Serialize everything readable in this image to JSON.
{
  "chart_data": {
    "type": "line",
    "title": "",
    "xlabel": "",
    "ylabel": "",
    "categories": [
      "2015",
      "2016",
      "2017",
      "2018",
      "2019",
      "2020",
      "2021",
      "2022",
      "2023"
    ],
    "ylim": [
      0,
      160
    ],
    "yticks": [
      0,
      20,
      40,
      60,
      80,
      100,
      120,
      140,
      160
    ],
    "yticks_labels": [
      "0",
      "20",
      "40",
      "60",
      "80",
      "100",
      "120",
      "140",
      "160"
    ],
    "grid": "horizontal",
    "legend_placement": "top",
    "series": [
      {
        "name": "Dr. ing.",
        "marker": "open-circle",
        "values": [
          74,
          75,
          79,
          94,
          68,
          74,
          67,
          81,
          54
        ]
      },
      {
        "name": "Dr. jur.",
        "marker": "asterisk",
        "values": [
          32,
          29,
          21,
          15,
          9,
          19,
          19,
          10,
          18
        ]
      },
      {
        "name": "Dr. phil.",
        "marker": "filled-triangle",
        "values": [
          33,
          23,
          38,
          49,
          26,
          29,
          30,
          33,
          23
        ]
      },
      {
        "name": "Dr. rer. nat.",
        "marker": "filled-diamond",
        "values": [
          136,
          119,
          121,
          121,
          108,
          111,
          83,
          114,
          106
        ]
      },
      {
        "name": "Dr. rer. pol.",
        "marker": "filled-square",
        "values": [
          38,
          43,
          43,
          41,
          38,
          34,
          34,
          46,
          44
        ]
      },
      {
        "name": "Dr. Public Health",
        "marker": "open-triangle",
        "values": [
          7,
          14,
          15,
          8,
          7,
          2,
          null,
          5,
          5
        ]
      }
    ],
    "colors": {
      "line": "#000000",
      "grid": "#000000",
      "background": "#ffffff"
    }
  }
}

TASK OBJECTIVE » Exactly as shown above, return every record.

WRITTEN REPLY »
Serialize everything readable in this image to JSON.
{
  "chart_data": {
    "type": "line",
    "title": "",
    "xlabel": "",
    "ylabel": "",
    "categories": [
      "2015",
      "2016",
      "2017",
      "2018",
      "2019",
      "2020",
      "2021",
      "2022",
      "2023"
    ],
    "ylim": [
      0,
      160
    ],
    "yticks": [
      0,
      20,
      40,
      60,
      80,
      100,
      120,
      140,
      160
    ],
    "yticks_labels": [
      "0",
      "20",
      "40",
      "60",
      "80",
      "100",
      "120",
      "140",
      "160"
    ],
    "grid": "horizontal",
    "legend_placement": "top",
    "series": [
      {
        "name": "Dr. ing.",
        "marker": "open-circle",
        "values": [
          74,
          75,
          79,
          94,
          68,
          74,
          67,
          81,
          54
        ]
      },
      {
        "name": "Dr. jur.",
        "marker": "asterisk",
        "values": [
          32,
          29,
          21,
          15,
          9,
          19,
          19,
          10,
          18
        ]
      },
      {
        "name": "Dr. phil.",
        "marker": "filled-triangle",
        "values": [
          33,
          23,
          38,
          49,
          26,
          29,
          30,
          33,
          23
        ]
      },
      {
        "name": "Dr. rer. nat.",
        "marker": "filled-diamond",
        "values": [
          136,
          119,
          121,
          121,
          108,
          111,
          83,
          114,
          106
        ]
      },
      {
        "name": "Dr. rer. pol.",
        "marker": "filled-square",
        "values": [
          38,
          43,
          43,
          41,
          38,
          34,
          34,
          46,
          44
        ]
      },
      {
        "name": "Dr. Public Health",
        "marker": "open-triangle",
        "values": [
          7,
          14,
          15,
          8,
          7,
          2,
          null,
          5,
          5
        ]
      }
    ],
    "colors": {
      "line": "#000000",
      "grid": "#000000",
      "background": "#ffffff"
    }
  }
}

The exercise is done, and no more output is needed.